Source data
□ □ □ □

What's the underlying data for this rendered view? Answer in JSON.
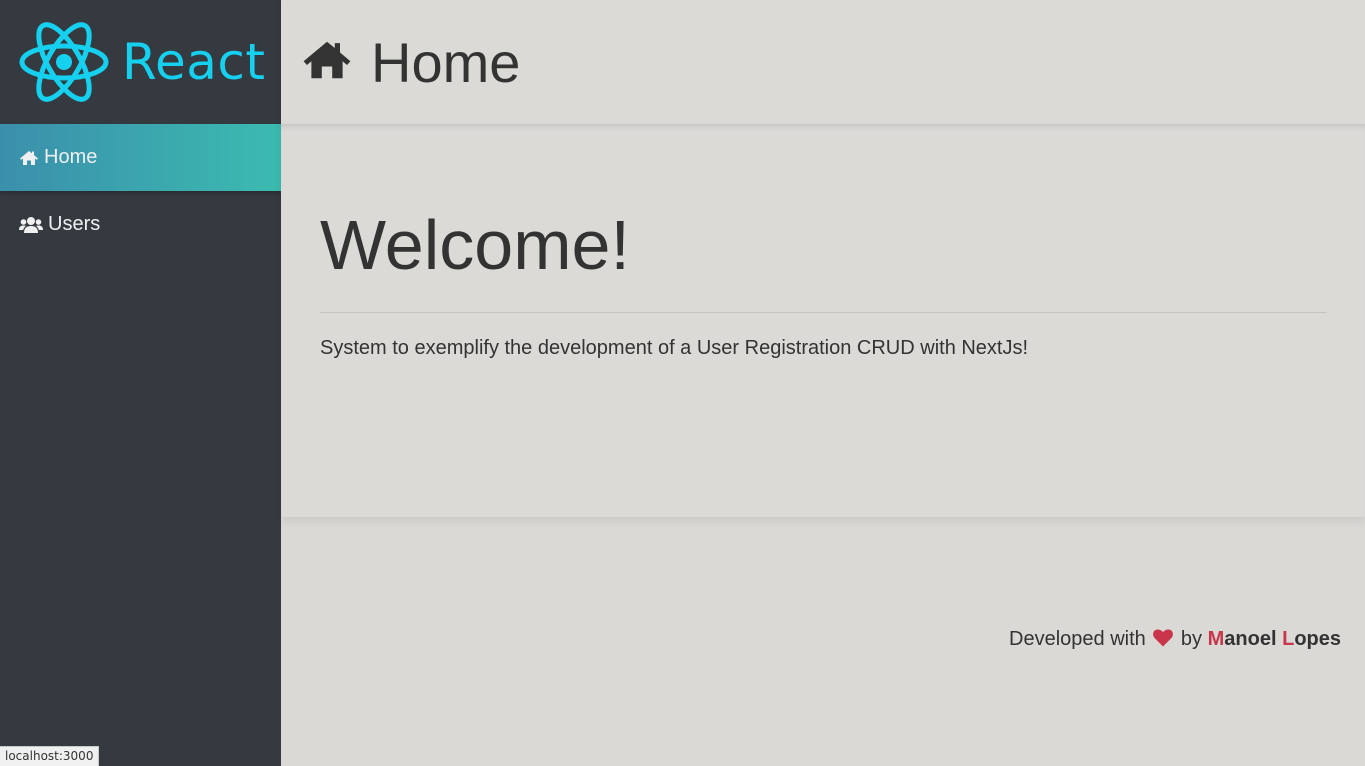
{
  "brand": {
    "logo_text": "React",
    "logo_icon": "react-atom-icon",
    "logo_color": "#16d0f0"
  },
  "sidebar": {
    "items": [
      {
        "label": "Home",
        "icon": "home-icon",
        "active": true
      },
      {
        "label": "Users",
        "icon": "users-icon",
        "active": false
      }
    ]
  },
  "header": {
    "title": "Home",
    "icon": "home-icon"
  },
  "main": {
    "heading": "Welcome!",
    "description": "System to exemplify the development of a User Registration CRUD with NextJs!"
  },
  "footer": {
    "prefix": "Developed with",
    "heart_icon": "heart-icon",
    "middle": "by",
    "author_first_initial": "M",
    "author_first_rest": "anoel",
    "author_last_initial": "L",
    "author_last_rest": "opes",
    "accent_color": "#c9364b"
  },
  "status_bar": {
    "url": "localhost:3000"
  },
  "colors": {
    "sidebar_bg": "#343a3f",
    "page_bg": "#dbd9d6",
    "active_from": "#3b8fac",
    "active_to": "#3bbbb0"
  }
}
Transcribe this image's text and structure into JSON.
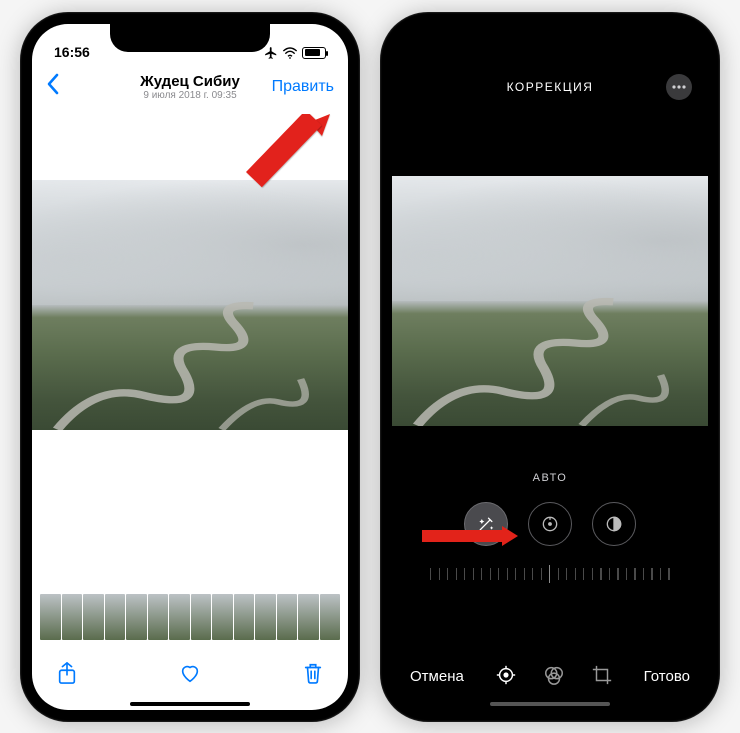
{
  "left": {
    "status_time": "16:56",
    "title": "Жудец Сибиу",
    "subtitle": "9 июля 2018 г.  09:35",
    "edit_label": "Править"
  },
  "right": {
    "header_title": "КОРРЕКЦИЯ",
    "adjust_label": "АВТО",
    "cancel_label": "Отмена",
    "done_label": "Готово"
  },
  "colors": {
    "ios_blue": "#007aff",
    "arrow": "#e2231a"
  }
}
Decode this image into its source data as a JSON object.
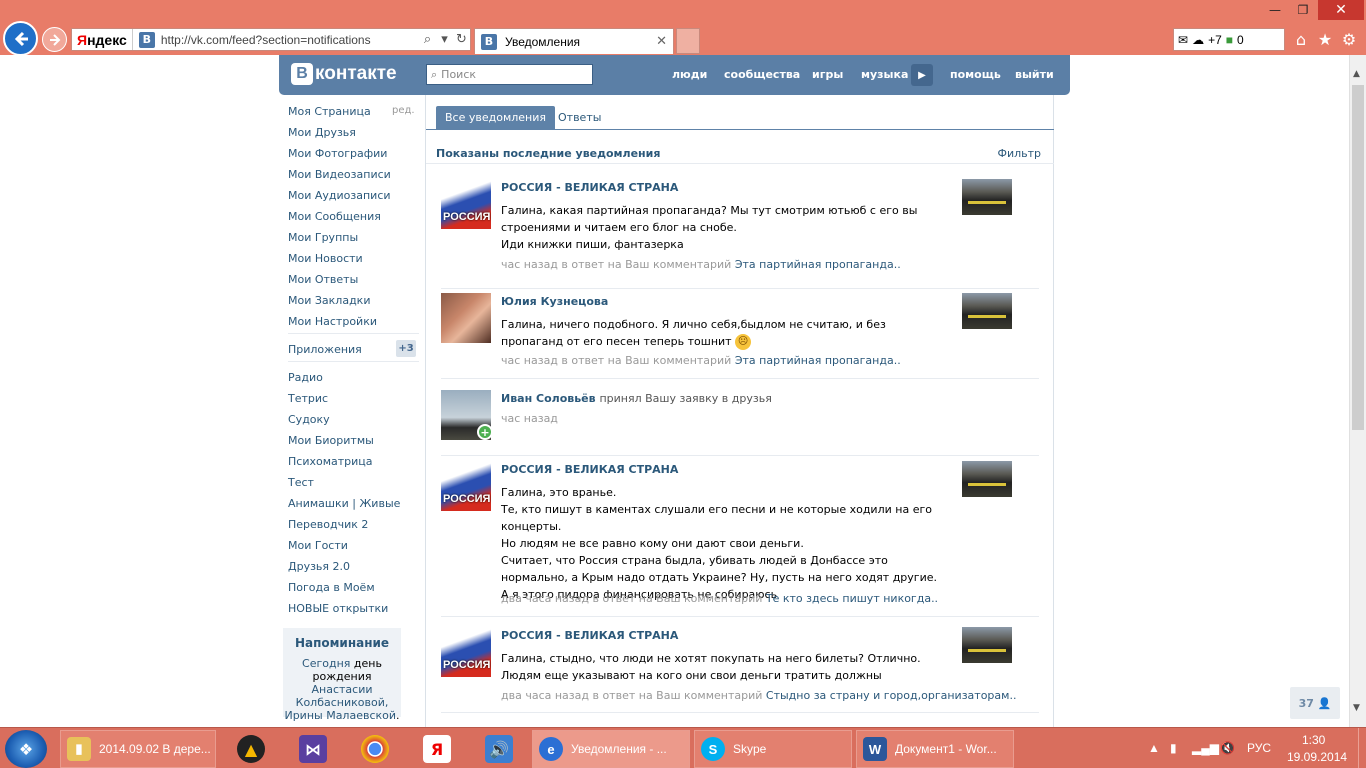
{
  "browser": {
    "yandex_label_y": "Я",
    "yandex_label_rest": "ндекс",
    "url": "http://vk.com/feed?section=notifications",
    "tab_title": "Уведомления",
    "ext_badge_weather": "+7",
    "ext_badge_count": "0"
  },
  "vk_header": {
    "logo_b": "В",
    "logo_text": "контакте",
    "search_placeholder": "Поиск",
    "nav": [
      "люди",
      "сообщества",
      "игры",
      "музыка",
      "помощь",
      "выйти"
    ]
  },
  "left_menu": {
    "edit_label": "ред.",
    "main_items": [
      "Моя Страница",
      "Мои Друзья",
      "Мои Фотографии",
      "Мои Видеозаписи",
      "Мои Аудиозаписи",
      "Мои Сообщения",
      "Мои Группы",
      "Мои Новости",
      "Мои Ответы",
      "Мои Закладки",
      "Мои Настройки"
    ],
    "apps_label": "Приложения",
    "apps_badge": "+3",
    "app_items": [
      "Радио",
      "Тетрис",
      "Судоку",
      "Мои Биоритмы",
      "Психоматрица",
      "Тест",
      "Анимашки | Живые",
      "Переводчик 2",
      "Мои Гости",
      "Друзья 2.0",
      "Погода в Моём",
      "НОВЫЕ открытки"
    ]
  },
  "reminder": {
    "title": "Напоминание",
    "today": "Сегодня",
    "text1": "день",
    "text2": "рождения",
    "names_link": "Анастасии Колбасниковой, Ирины Малаевской",
    "period": "."
  },
  "content": {
    "tabs": [
      "Все уведомления",
      "Ответы"
    ],
    "summary": "Показаны последние уведомления",
    "filter": "Фильтр",
    "notifications": [
      {
        "author": "РОССИЯ - ВЕЛИКАЯ СТРАНА",
        "avatar_text": "РОССИЯ",
        "lines": [
          "Галина, какая партийная пропаганда? Мы тут смотрим ютьюб с его вы строениями и читаем его блог на снобе.",
          "Иди книжки пиши, фантазерка"
        ],
        "meta": "час назад в ответ на Ваш комментарий",
        "meta_link": "Эта партийная пропаганда.."
      },
      {
        "author": "Юлия Кузнецова",
        "lines": [
          "Галина, ничего подобного. Я лично себя,быдлом не считаю, и без пропаганд от его песен теперь тошнит"
        ],
        "meta": "час назад в ответ на Ваш комментарий",
        "meta_link": "Эта партийная пропаганда.."
      },
      {
        "author": "Иван Соловьёв",
        "action": "принял Вашу заявку в друзья",
        "meta": "час назад"
      },
      {
        "author": "РОССИЯ - ВЕЛИКАЯ СТРАНА",
        "avatar_text": "РОССИЯ",
        "lines": [
          "Галина, это вранье.",
          "Те, кто пишут в каментах слушали его песни и не которые ходили на его концерты.",
          "Но людям не все равно кому они дают свои деньги.",
          "Считает, что Россия страна быдла, убивать людей в Донбассе это нормально, а Крым надо отдать Украине? Ну, пусть на него ходят другие.",
          "А я этого пидора финансировать не собираюсь"
        ],
        "meta": "два часа назад в ответ на Ваш комментарий",
        "meta_link": "Те кто здесь пишут никогда.."
      },
      {
        "author": "РОССИЯ - ВЕЛИКАЯ СТРАНА",
        "avatar_text": "РОССИЯ",
        "lines": [
          "Галина, стыдно, что люди не хотят покупать на него билеты? Отлично.",
          "Людям еще указывают на кого они свои деньги тратить должны"
        ],
        "meta": "два часа назад в ответ на Ваш комментарий",
        "meta_link": "Стыдно за страну и город,организаторам.."
      }
    ]
  },
  "online_counter": "37",
  "taskbar": {
    "folder_label": "2014.09.02 В дере...",
    "ie_label": "Уведомления - ...",
    "skype_label": "Skype",
    "word_label": "Документ1 - Wor...",
    "yandex_pin": "Я",
    "lang": "РУС",
    "time": "1:30",
    "date": "19.09.2014"
  }
}
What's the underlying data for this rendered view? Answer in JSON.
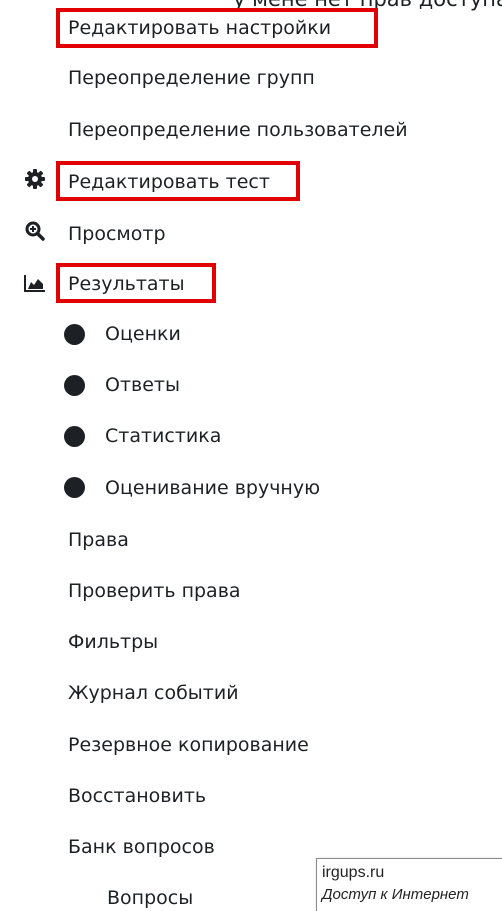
{
  "top_cutoff_text": "у мене нет прав доступа",
  "menu": {
    "edit_settings": "Редактировать настройки",
    "group_overrides": "Переопределение групп",
    "user_overrides": "Переопределение пользователей",
    "edit_quiz": "Редактировать тест",
    "preview": "Просмотр",
    "results": "Результаты",
    "results_items": [
      "Оценки",
      "Ответы",
      "Статистика",
      "Оценивание вручную"
    ],
    "permissions": "Права",
    "check_permissions": "Проверить права",
    "filters": "Фильтры",
    "logs": "Журнал событий",
    "backup": "Резервное копирование",
    "restore": "Восстановить",
    "question_bank": "Банк вопросов",
    "questions": "Вопросы"
  },
  "tooltip": {
    "host": "irgups.ru",
    "status": "Доступ к Интернет"
  },
  "icons": {
    "edit_quiz": "gear-icon",
    "preview": "magnifier-plus-icon",
    "results": "area-chart-icon"
  },
  "colors": {
    "highlight": "#e00000",
    "text": "#1d2125"
  }
}
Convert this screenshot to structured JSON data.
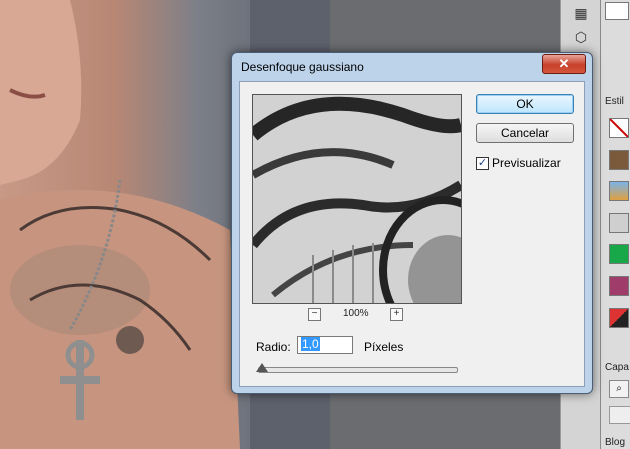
{
  "dialog": {
    "title": "Desenfoque gaussiano",
    "close_symbol": "✕",
    "ok_label": "OK",
    "cancel_label": "Cancelar",
    "preview_checkbox_label": "Previsualizar",
    "preview_checked": true,
    "zoom_level": "100%",
    "zoom_out_symbol": "−",
    "zoom_in_symbol": "+",
    "radius_label": "Radio:",
    "radius_value": "1,0",
    "radius_unit": "Píxeles",
    "radius_slider_fraction": 0.01
  },
  "right_panel": {
    "styles_tab_label": "Estil",
    "layers_tab_label": "Capa",
    "blog_label": "Blog"
  },
  "colors": {
    "dialog_border": "#bcd3ea",
    "close_button": "#c7402b",
    "text_selection": "#3399ff"
  },
  "icons": [
    "close-icon",
    "checkmark-icon",
    "zoom-out-icon",
    "zoom-in-icon",
    "search-icon",
    "cube-icon",
    "chevron-down-icon"
  ]
}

□ □ □ □

**What is needed**
Keep the pictures out of the copy and return the rest of the data above exactly.

**Exercise output**
What's the underlying data for this rendered view? Answer in JSON.
{
  "brand": {
    "logo_text": "React",
    "logo_icon": "react-atom-icon",
    "logo_color": "#16d0f0"
  },
  "sidebar": {
    "items": [
      {
        "label": "Home",
        "icon": "home-icon",
        "active": true
      },
      {
        "label": "Users",
        "icon": "users-icon",
        "active": false
      }
    ]
  },
  "header": {
    "title": "Home",
    "icon": "home-icon"
  },
  "main": {
    "heading": "Welcome!",
    "description": "System to exemplify the development of a User Registration CRUD with NextJs!"
  },
  "footer": {
    "prefix": "Developed with",
    "heart_icon": "heart-icon",
    "middle": "by",
    "author_first_initial": "M",
    "author_first_rest": "anoel",
    "author_last_initial": "L",
    "author_last_rest": "opes",
    "accent_color": "#c9364b"
  },
  "status_bar": {
    "url": "localhost:3000"
  },
  "colors": {
    "sidebar_bg": "#343a3f",
    "page_bg": "#dbd9d6",
    "active_from": "#3b8fac",
    "active_to": "#3bbbb0"
  }
}
Transcribe this image's text and structure into JSON.
{
  "left": {
    "status_time": "16:56",
    "title": "Жудец Сибиу",
    "subtitle": "9 июля 2018 г.  09:35",
    "edit_label": "Править"
  },
  "right": {
    "header_title": "КОРРЕКЦИЯ",
    "adjust_label": "АВТО",
    "cancel_label": "Отмена",
    "done_label": "Готово"
  },
  "colors": {
    "ios_blue": "#007aff",
    "arrow": "#e2231a"
  }
}
Decode this image into its source data as a JSON object.
{
  "browser": {
    "yandex_label_y": "Я",
    "yandex_label_rest": "ндекс",
    "url": "http://vk.com/feed?section=notifications",
    "tab_title": "Уведомления",
    "ext_badge_weather": "+7",
    "ext_badge_count": "0"
  },
  "vk_header": {
    "logo_b": "В",
    "logo_text": "контакте",
    "search_placeholder": "Поиск",
    "nav": [
      "люди",
      "сообщества",
      "игры",
      "музыка",
      "помощь",
      "выйти"
    ]
  },
  "left_menu": {
    "edit_label": "ред.",
    "main_items": [
      "Моя Страница",
      "Мои Друзья",
      "Мои Фотографии",
      "Мои Видеозаписи",
      "Мои Аудиозаписи",
      "Мои Сообщения",
      "Мои Группы",
      "Мои Новости",
      "Мои Ответы",
      "Мои Закладки",
      "Мои Настройки"
    ],
    "apps_label": "Приложения",
    "apps_badge": "+3",
    "app_items": [
      "Радио",
      "Тетрис",
      "Судоку",
      "Мои Биоритмы",
      "Психоматрица",
      "Тест",
      "Анимашки | Живые",
      "Переводчик 2",
      "Мои Гости",
      "Друзья 2.0",
      "Погода в Моём",
      "НОВЫЕ открытки"
    ]
  },
  "reminder": {
    "title": "Напоминание",
    "today": "Сегодня",
    "text1": "день",
    "text2": "рождения",
    "names_link": "Анастасии Колбасниковой, Ирины Малаевской",
    "period": "."
  },
  "content": {
    "tabs": [
      "Все уведомления",
      "Ответы"
    ],
    "summary": "Показаны последние уведомления",
    "filter": "Фильтр",
    "notifications": [
      {
        "author": "РОССИЯ - ВЕЛИКАЯ СТРАНА",
        "avatar_text": "РОССИЯ",
        "lines": [
          "Галина, какая партийная пропаганда? Мы тут смотрим ютьюб с его вы строениями и читаем его блог на снобе.",
          "Иди книжки пиши, фантазерка"
        ],
        "meta": "час назад в ответ на Ваш комментарий",
        "meta_link": "Эта партийная пропаганда.."
      },
      {
        "author": "Юлия Кузнецова",
        "lines": [
          "Галина, ничего подобного. Я лично себя,быдлом не считаю, и без пропаганд от его песен теперь тошнит"
        ],
        "meta": "час назад в ответ на Ваш комментарий",
        "meta_link": "Эта партийная пропаганда.."
      },
      {
        "author": "Иван Соловьёв",
        "action": "принял Вашу заявку в друзья",
        "meta": "час назад"
      },
      {
        "author": "РОССИЯ - ВЕЛИКАЯ СТРАНА",
        "avatar_text": "РОССИЯ",
        "lines": [
          "Галина, это вранье.",
          "Те, кто пишут в каментах слушали его песни и не которые ходили на его концерты.",
          "Но людям не все равно кому они дают свои деньги.",
          "Считает, что Россия страна быдла, убивать людей в Донбассе это нормально, а Крым надо отдать Украине? Ну, пусть на него ходят другие.",
          "А я этого пидора финансировать не собираюсь"
        ],
        "meta": "два часа назад в ответ на Ваш комментарий",
        "meta_link": "Те кто здесь пишут никогда.."
      },
      {
        "author": "РОССИЯ - ВЕЛИКАЯ СТРАНА",
        "avatar_text": "РОССИЯ",
        "lines": [
          "Галина, стыдно, что люди не хотят покупать на него билеты? Отлично.",
          "Людям еще указывают на кого они свои деньги тратить должны"
        ],
        "meta": "два часа назад в ответ на Ваш комментарий",
        "meta_link": "Стыдно за страну и город,организаторам.."
      }
    ]
  },
  "online_counter": "37",
  "taskbar": {
    "folder_label": "2014.09.02 В дере...",
    "ie_label": "Уведомления - ...",
    "skype_label": "Skype",
    "word_label": "Документ1 - Wor...",
    "yandex_pin": "Я",
    "lang": "РУС",
    "time": "1:30",
    "date": "19.09.2014"
  }
}
What's the underlying data for this rendered view? Answer in JSON.
{
  "top_cutoff_text": "у мене нет прав доступа",
  "menu": {
    "edit_settings": "Редактировать настройки",
    "group_overrides": "Переопределение групп",
    "user_overrides": "Переопределение пользователей",
    "edit_quiz": "Редактировать тест",
    "preview": "Просмотр",
    "results": "Результаты",
    "results_items": [
      "Оценки",
      "Ответы",
      "Статистика",
      "Оценивание вручную"
    ],
    "permissions": "Права",
    "check_permissions": "Проверить права",
    "filters": "Фильтры",
    "logs": "Журнал событий",
    "backup": "Резервное копирование",
    "restore": "Восстановить",
    "question_bank": "Банк вопросов",
    "questions": "Вопросы"
  },
  "tooltip": {
    "host": "irgups.ru",
    "status": "Доступ к Интернет"
  },
  "icons": {
    "edit_quiz": "gear-icon",
    "preview": "magnifier-plus-icon",
    "results": "area-chart-icon"
  },
  "colors": {
    "highlight": "#e00000",
    "text": "#1d2125"
  }
}
Convert this screenshot to structured JSON data.
{
  "dialog": {
    "title": "Desenfoque gaussiano",
    "close_symbol": "✕",
    "ok_label": "OK",
    "cancel_label": "Cancelar",
    "preview_checkbox_label": "Previsualizar",
    "preview_checked": true,
    "zoom_level": "100%",
    "zoom_out_symbol": "−",
    "zoom_in_symbol": "+",
    "radius_label": "Radio:",
    "radius_value": "1,0",
    "radius_unit": "Píxeles",
    "radius_slider_fraction": 0.01
  },
  "right_panel": {
    "styles_tab_label": "Estil",
    "layers_tab_label": "Capa",
    "blog_label": "Blog"
  },
  "colors": {
    "dialog_border": "#bcd3ea",
    "close_button": "#c7402b",
    "text_selection": "#3399ff"
  },
  "icons": [
    "close-icon",
    "checkmark-icon",
    "zoom-out-icon",
    "zoom-in-icon",
    "search-icon",
    "cube-icon",
    "chevron-down-icon"
  ]
}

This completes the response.